INSTRUCTIONS FOR THE TASK. Can you quote word for word the stretch from the start of the records through the line containing "footer-toolbar: ✕ Cancel"?

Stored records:
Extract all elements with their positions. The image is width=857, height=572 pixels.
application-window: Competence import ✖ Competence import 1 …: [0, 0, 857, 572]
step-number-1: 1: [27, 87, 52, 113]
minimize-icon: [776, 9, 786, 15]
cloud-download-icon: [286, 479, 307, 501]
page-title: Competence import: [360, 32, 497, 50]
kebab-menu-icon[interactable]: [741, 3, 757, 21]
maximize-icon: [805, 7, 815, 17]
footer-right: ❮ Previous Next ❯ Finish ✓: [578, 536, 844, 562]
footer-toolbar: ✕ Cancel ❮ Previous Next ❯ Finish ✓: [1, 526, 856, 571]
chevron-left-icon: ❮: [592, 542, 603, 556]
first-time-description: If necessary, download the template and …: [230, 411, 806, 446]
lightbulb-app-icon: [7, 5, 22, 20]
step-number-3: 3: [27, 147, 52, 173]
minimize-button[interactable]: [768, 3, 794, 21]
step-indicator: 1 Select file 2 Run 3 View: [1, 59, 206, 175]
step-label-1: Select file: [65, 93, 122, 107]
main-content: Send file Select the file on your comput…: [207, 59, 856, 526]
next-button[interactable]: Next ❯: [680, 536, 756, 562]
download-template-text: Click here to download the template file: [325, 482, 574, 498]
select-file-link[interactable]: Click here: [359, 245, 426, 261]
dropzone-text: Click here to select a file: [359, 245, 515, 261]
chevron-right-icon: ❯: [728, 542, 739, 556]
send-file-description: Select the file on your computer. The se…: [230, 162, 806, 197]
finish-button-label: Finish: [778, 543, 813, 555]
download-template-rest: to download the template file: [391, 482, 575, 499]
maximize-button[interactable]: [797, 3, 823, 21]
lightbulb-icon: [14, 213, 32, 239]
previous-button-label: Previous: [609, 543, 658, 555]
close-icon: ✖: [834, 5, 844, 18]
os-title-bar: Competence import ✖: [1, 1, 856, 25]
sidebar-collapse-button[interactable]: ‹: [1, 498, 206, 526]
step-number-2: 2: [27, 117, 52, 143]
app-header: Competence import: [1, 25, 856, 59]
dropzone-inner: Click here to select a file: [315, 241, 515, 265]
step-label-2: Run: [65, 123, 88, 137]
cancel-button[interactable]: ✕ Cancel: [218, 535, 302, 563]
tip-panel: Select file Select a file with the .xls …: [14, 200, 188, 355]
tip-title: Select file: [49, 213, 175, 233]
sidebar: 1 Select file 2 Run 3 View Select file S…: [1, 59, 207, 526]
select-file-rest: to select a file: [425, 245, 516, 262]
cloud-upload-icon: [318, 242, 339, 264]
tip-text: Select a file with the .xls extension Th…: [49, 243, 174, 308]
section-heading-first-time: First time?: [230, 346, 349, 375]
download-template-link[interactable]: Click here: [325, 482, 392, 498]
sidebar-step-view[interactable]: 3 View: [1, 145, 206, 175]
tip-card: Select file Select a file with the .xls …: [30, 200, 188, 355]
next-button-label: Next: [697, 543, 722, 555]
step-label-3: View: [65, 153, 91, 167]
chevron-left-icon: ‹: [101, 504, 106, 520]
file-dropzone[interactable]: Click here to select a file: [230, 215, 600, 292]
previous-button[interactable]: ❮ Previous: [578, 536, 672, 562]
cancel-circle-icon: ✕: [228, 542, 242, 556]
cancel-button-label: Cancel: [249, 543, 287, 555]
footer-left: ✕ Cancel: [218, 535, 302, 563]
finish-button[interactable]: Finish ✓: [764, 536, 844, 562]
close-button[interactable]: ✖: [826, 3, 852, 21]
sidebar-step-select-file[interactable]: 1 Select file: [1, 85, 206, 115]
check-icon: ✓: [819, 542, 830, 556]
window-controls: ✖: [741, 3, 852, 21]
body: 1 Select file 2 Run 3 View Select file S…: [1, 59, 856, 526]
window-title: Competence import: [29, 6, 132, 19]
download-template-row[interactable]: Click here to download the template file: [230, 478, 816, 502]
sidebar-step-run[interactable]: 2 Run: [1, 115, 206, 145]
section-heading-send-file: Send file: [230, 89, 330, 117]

TASK OUTPUT.
Extract all elements with their positions. The image is width=857, height=572 pixels.
application-window: Competence import ✖ Competence import 1 …: [0, 0, 857, 572]
step-number-1: 1: [27, 87, 52, 113]
minimize-icon: [776, 9, 786, 15]
cloud-download-icon: [286, 479, 307, 501]
page-title: Competence import: [360, 32, 497, 50]
kebab-menu-icon[interactable]: [741, 3, 757, 21]
maximize-icon: [805, 7, 815, 17]
footer-right: ❮ Previous Next ❯ Finish ✓: [578, 536, 844, 562]
footer-toolbar: ✕ Cancel ❮ Previous Next ❯ Finish ✓: [1, 526, 856, 571]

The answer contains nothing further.